X. Als Anlage zur Ladung zur mündlichen Verhandlung erließ die Kammer einen Bescheid, in dem sie u.a. begründete,
- warum bei der Diskussion der Neuheit auch das Dokument (D8) berücksichtigt werden könne und
- weshalb sie vorläufig das Dokument (D6) als den nächstliegenden Stand der Technik für die Beurteilung der erfinderischen Tätigkeit ansehe.
XI. Die für die vorliegende Entscheidung relevanten Argumente der Beschwerdegegnerin können wie folgt zusammengefasst werden:
Die Erfindung sei im Patent ausreichend offenbart. Die chemischen Reaktionen zur Einführung von funktionalen Gruppen in Nanoteilchen gehörten zum allgemeinen Fachwissen. Die Beispiele des Streitpatents zeigten, dass das Problem des Gelierens nicht auftrete. Eine Reaktion aller funktioneller Gruppen der Nanoteilchen mit denen des Bindemittels sei aufgrund sterischer Hinderung nicht zu erwarten oder sei vom Fachmann leicht zu verhindern.
Der Gegenstand der Ansprüche unterscheide sich von der Offenbarung im Dokument (D6) dadurch, dass letzteres nicht mit Nanopartikeln modifizierte, als Bindemittel taugliche Zusammensetzungen offenbare.
Dokument (D2) beschreibe weder Bindemittel, noch Massen, die sich zur Verwendung zur Herstellung von Überzugsmitteln eignen.
Dokument (D8) lehre nicht die Herstellung von Beschichtungen oder von Überzugsmitteln.
Der Gegenstand der Ansprüche hätte auch nicht nahegelegen. Ausgehend vom Dokument (D6) als nächstliegendem Stand der Technik werde die Aufgabe gelöst, die Lagerstabilität der mit Nanoteilchen modifizierten Bindemittel zu verbessern.
Dokument (D6) lehre, dass sich die Nanoteilchen in der Dispersion absetzen können, gebe jedoch keinen Hinweis darauf, wie dies zu verhindern sei.
XII. Die Beschwerdeführerin hat im schriftlichen Verfahren beantragt, die angefochtene Entscheidung aufzuheben und das Patent zu widerrufen. Die weitere Verfahrensbeteiligte hat sich im Beschwerdeverfahren nicht zur Sache geäußert und auch keine Anträge gestellt.
Die Beschwerdegegnerin hat beantragt, die angefochtene Entscheidung aufzuheben und das Patent im Umfang der während der mündlichen Verhandlung vom 12. Mai 2011 eingereichten Ansprüche des als einzigem Antrag weiterverfolgten Hauptantrags aufrechtzuerhalten.

*****

◆ SCHRIFTLICHE AUFGABE A ◆
Gib bitte aus den Einträgen die Zeilen von der Zeile mit „document-body — [128, 234, 828, 1150]“ bis einschließlich der Zeile mit „subsection-heading: （一）节约用电 —“ unverändert wieder.

◆ GESPEICHERTE EINTRÄGE ◆
*****

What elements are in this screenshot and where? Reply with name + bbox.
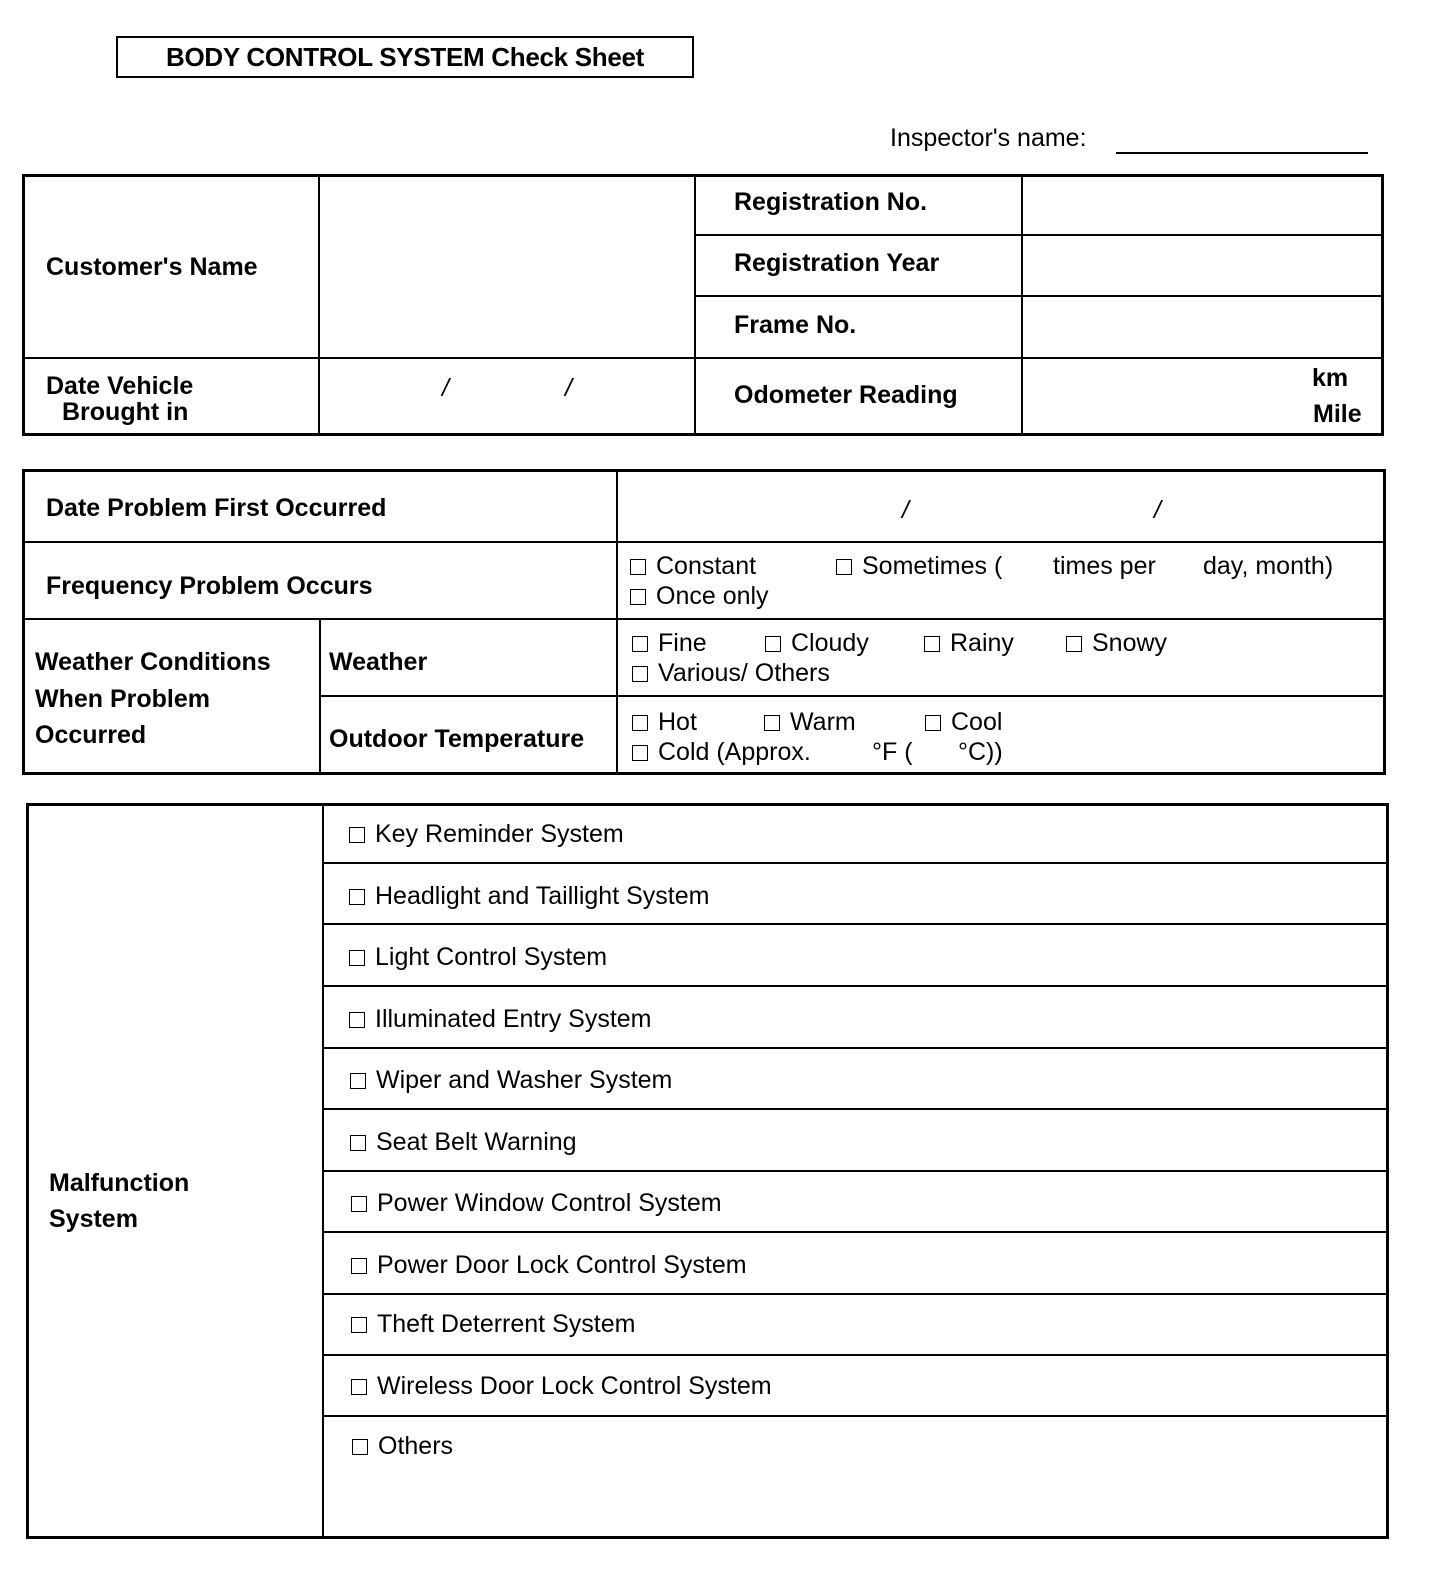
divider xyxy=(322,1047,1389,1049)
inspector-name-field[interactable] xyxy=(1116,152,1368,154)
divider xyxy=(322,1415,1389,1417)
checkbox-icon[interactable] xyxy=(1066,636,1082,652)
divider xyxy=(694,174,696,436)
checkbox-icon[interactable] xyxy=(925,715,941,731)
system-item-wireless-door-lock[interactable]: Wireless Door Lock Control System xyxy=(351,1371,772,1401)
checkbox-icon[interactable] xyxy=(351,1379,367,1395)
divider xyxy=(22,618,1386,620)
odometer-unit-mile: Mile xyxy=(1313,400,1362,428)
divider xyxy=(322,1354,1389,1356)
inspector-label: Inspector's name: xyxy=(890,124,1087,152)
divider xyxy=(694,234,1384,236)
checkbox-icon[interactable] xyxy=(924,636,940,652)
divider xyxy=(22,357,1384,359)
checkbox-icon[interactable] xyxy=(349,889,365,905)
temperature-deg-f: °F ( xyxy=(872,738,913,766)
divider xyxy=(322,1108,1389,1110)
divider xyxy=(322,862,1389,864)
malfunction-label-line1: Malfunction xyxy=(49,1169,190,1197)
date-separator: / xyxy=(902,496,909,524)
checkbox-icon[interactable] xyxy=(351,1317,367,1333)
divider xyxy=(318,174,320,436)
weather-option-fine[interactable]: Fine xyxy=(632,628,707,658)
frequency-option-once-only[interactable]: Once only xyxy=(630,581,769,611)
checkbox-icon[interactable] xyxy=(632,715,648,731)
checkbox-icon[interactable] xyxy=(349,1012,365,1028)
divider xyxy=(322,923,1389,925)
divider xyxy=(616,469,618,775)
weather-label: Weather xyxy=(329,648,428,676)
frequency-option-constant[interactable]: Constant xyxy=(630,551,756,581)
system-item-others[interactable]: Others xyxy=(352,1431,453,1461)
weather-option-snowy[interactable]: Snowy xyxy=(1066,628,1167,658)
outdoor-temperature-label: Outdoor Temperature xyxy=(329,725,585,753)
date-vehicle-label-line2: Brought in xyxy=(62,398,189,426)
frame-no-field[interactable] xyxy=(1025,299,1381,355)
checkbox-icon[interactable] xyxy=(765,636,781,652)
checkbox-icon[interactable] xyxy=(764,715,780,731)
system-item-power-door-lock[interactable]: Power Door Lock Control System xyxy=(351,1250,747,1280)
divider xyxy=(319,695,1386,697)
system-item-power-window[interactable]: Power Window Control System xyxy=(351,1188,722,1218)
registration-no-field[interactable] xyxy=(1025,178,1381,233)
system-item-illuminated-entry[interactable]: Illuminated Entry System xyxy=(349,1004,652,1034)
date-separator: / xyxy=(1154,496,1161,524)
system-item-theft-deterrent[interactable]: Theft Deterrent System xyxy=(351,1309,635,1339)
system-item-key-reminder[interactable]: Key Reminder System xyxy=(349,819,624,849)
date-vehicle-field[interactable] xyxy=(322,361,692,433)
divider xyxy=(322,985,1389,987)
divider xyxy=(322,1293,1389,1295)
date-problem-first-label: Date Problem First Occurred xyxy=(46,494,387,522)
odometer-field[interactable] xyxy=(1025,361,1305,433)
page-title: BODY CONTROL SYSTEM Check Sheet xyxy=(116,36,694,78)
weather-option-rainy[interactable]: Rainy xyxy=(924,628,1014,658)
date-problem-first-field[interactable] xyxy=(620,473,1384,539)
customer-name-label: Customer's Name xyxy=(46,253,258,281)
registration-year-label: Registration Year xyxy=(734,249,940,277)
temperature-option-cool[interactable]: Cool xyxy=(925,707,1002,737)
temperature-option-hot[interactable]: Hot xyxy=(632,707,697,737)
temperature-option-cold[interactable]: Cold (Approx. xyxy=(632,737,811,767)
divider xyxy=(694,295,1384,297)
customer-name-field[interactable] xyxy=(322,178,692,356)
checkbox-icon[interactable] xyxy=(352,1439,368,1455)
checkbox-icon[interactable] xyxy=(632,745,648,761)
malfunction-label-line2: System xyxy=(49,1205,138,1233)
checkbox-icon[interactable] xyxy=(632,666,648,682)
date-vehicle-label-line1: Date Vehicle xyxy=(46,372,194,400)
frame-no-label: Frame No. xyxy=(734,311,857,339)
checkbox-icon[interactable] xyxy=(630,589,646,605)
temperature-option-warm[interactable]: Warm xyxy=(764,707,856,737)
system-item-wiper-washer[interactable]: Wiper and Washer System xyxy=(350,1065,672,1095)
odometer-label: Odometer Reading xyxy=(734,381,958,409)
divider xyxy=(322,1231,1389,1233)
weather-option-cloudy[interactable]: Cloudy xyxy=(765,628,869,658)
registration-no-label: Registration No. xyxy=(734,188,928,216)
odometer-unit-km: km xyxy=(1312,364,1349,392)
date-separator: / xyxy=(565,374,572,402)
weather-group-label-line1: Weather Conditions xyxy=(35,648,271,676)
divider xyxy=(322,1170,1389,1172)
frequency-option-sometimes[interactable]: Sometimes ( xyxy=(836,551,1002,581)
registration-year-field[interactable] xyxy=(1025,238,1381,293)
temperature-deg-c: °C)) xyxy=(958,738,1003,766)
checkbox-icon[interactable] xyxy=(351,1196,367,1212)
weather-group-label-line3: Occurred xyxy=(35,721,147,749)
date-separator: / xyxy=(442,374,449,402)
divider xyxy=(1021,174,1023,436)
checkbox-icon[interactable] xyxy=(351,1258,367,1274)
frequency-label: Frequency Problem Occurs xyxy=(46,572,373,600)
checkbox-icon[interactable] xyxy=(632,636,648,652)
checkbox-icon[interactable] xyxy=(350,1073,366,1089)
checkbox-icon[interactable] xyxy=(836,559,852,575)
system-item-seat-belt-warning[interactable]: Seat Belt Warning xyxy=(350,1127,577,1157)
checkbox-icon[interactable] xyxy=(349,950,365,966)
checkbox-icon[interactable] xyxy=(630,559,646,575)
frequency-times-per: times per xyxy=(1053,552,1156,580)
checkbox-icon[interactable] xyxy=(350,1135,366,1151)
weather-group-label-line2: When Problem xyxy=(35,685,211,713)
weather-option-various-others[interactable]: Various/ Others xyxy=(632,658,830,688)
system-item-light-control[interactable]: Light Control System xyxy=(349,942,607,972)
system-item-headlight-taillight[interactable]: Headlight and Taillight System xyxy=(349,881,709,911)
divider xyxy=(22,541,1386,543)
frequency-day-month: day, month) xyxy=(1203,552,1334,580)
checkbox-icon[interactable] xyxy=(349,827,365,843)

*****

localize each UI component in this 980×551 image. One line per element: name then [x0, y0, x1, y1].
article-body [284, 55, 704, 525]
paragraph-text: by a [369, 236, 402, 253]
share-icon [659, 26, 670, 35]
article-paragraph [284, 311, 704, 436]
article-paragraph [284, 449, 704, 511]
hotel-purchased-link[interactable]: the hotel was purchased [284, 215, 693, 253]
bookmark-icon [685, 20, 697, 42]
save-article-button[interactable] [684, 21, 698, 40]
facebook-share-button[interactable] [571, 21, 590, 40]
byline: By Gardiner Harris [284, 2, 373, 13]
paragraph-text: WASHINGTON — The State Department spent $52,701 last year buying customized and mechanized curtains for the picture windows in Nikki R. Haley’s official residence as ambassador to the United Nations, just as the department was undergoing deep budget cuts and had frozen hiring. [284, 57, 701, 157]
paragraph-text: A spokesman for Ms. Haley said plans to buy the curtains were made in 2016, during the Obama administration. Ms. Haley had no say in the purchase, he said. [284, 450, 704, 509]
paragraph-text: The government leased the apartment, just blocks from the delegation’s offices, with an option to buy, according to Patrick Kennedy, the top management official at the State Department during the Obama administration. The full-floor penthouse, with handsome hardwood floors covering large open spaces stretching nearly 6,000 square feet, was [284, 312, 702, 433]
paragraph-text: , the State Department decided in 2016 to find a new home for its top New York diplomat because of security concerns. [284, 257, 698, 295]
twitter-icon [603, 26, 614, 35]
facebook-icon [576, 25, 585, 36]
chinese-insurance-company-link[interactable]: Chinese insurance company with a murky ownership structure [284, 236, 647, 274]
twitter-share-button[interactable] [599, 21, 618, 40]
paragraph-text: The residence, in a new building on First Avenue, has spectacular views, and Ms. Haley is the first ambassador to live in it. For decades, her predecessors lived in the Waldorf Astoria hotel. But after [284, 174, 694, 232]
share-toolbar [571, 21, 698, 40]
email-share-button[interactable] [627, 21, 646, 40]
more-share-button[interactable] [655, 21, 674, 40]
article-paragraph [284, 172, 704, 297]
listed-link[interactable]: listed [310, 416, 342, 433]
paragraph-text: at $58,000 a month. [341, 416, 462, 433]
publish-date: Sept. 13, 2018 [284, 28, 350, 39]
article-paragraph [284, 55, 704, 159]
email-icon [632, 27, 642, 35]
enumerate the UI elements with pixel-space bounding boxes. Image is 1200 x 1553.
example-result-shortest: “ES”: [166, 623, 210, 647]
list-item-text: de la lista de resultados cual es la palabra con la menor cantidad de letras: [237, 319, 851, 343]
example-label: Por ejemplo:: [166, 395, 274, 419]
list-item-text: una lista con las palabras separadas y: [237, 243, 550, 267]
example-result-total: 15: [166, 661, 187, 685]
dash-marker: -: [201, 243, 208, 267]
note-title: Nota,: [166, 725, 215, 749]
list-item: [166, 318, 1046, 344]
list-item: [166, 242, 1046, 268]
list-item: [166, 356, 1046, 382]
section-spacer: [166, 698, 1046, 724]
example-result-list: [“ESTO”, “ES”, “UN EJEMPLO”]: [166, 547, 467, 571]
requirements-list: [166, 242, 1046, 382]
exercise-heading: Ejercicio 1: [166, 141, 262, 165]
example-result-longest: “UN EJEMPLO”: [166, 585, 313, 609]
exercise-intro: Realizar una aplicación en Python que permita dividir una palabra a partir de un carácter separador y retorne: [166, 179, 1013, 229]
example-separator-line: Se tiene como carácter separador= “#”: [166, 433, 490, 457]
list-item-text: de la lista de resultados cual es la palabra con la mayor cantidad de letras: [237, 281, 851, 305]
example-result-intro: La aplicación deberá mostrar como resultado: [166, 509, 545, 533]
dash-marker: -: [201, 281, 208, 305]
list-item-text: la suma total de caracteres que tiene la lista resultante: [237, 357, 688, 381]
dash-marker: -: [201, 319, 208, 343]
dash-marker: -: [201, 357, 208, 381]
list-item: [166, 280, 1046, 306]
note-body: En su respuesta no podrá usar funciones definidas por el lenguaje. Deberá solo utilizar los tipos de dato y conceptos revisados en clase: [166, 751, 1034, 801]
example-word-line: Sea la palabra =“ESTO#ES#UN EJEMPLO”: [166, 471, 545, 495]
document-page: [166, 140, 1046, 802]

*****

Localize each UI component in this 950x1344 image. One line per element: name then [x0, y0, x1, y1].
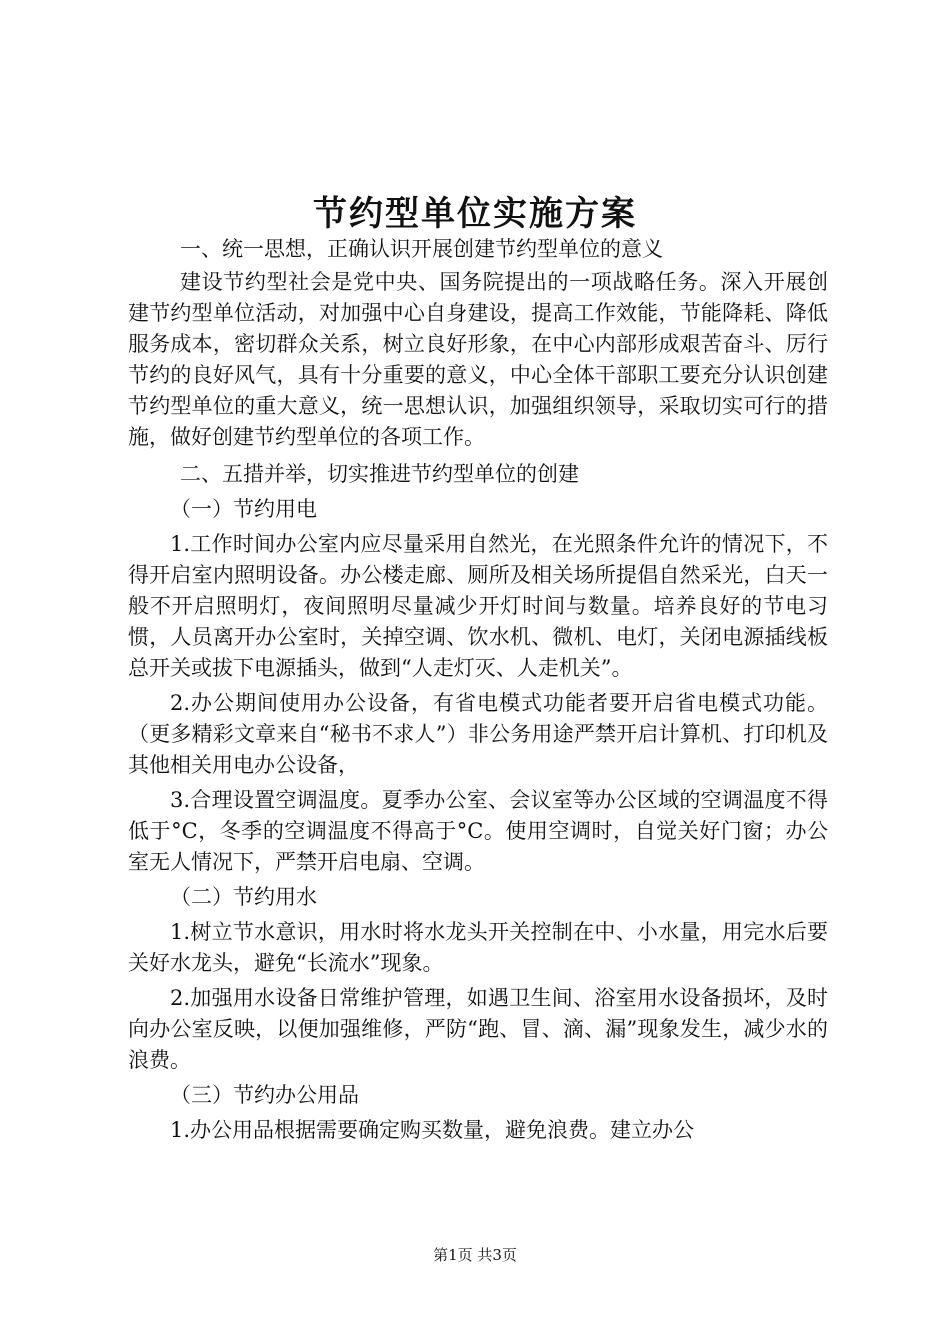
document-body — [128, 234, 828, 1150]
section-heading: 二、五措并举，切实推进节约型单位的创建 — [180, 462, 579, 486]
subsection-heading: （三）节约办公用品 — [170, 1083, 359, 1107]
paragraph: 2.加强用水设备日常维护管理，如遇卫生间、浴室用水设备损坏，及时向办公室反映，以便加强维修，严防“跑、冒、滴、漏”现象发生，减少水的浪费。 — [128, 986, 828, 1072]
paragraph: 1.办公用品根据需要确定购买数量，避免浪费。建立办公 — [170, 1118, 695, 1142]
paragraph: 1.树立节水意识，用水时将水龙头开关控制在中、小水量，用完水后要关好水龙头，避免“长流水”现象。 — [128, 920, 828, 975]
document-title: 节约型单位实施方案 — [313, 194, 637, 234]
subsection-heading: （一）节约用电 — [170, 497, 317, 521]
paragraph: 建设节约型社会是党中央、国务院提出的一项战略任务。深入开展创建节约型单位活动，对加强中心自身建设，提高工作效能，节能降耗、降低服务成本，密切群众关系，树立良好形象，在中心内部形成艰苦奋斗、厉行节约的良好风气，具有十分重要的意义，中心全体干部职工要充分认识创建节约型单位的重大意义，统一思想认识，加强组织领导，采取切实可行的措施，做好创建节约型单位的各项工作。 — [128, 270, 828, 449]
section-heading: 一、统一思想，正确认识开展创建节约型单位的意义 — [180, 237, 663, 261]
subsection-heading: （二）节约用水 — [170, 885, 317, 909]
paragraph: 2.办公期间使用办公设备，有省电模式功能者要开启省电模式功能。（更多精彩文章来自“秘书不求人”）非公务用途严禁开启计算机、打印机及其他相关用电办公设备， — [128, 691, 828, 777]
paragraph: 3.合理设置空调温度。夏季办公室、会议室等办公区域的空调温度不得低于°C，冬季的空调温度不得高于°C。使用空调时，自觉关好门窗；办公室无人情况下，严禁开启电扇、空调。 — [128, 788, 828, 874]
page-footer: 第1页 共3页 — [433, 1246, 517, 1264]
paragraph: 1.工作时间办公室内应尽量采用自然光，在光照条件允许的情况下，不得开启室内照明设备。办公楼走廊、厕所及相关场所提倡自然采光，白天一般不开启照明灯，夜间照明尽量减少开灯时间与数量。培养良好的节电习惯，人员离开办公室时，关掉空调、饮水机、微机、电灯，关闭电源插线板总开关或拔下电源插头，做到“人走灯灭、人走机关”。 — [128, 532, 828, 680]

*****

◆ SCHRIFTLICHE AUFGABE B ◆
Beantworte anhand des Seitenauszugs:
(i) Welches Dokument sah die Kammer vorläufig als nächstliegenden Stand der Technik für die Beurteilung der erfinderischen Tätigkeit an?
(ii) Was lehrt Dokument (D8) laut der Beschwerdegegnerin nicht?
(iii) An welchem Datum fand die mündliche Verhandlung statt, während der die Ansprüche des Hauptantrags eingereicht wurden?

◆ RICHTIGE ANTWORT A ◆
document-body — [128, 234, 828, 1150]
section-heading: 二、五措并举，切实推进节约型单位的创建 — [180, 462, 579, 486]
subsection-heading: （三）节约办公用品 — [170, 1083, 359, 1107]
paragraph: 2.加强用水设备日常维护管理，如遇卫生间、浴室用水设备损坏，及时向办公室反映，以便加强维修，严防“跑、冒、滴、漏”现象发生，减少水的浪费。 — [128, 986, 828, 1072]
paragraph: 1.办公用品根据需要确定购买数量，避免浪费。建立办公 — [170, 1118, 695, 1142]
paragraph: 1.树立节水意识，用水时将水龙头开关控制在中、小水量，用完水后要关好水龙头，避免“长流水”现象。 — [128, 920, 828, 975]
document-title: 节约型单位实施方案 — [313, 194, 637, 234]
subsection-heading: （一）节约用电 — [170, 497, 317, 521]

◆ RICHTIGE ANTWORT B ◆
(i) Dokument (D6)
(ii) Die Herstellung von Beschichtungen oder von Überzugsmitteln
(iii) 12. Mai 2011